------ GIVEN INFORMATION

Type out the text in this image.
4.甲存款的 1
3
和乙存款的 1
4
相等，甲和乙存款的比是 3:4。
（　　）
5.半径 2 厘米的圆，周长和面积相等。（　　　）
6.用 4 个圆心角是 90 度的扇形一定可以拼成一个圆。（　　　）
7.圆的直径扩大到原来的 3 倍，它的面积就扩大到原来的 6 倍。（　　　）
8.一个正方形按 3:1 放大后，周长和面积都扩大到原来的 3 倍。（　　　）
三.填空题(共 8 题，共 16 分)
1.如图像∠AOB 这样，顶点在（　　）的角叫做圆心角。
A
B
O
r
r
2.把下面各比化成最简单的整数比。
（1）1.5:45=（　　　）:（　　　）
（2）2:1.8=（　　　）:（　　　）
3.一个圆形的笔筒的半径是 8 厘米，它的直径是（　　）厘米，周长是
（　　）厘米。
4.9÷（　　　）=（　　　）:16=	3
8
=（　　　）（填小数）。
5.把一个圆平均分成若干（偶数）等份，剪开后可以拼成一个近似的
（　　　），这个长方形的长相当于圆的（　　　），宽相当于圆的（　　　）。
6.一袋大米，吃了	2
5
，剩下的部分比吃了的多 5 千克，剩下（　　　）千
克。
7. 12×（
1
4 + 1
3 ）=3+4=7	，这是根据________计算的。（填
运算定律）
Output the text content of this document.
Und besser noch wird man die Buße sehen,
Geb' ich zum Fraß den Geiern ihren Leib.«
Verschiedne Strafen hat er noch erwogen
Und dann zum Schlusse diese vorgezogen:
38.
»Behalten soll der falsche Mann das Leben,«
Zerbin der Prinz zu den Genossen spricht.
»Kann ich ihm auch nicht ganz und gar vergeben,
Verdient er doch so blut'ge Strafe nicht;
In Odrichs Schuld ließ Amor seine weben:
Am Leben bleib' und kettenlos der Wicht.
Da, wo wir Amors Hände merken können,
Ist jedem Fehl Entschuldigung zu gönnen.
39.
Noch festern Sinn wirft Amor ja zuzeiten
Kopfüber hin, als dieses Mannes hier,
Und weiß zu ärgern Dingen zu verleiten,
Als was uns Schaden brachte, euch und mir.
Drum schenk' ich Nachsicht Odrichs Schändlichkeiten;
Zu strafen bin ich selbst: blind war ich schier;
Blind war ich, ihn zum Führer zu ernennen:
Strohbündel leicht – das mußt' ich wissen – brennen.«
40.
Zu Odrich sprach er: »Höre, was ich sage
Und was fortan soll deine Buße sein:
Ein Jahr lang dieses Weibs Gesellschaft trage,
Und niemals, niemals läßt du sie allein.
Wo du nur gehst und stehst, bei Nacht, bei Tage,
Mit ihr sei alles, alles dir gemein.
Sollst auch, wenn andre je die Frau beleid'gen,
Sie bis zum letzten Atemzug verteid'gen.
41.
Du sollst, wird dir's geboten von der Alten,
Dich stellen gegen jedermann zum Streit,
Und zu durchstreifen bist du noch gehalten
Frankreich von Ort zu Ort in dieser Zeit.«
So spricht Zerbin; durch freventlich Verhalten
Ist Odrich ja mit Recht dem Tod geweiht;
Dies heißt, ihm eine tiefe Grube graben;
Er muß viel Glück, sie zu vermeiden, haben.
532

------------

Each line holding "Zerbin" must be found and copied.

CORRECT ANSWER -
Zerbin der Prinz zu den Genossen spricht.
So spricht Zerbin; durch freventlich Verhalten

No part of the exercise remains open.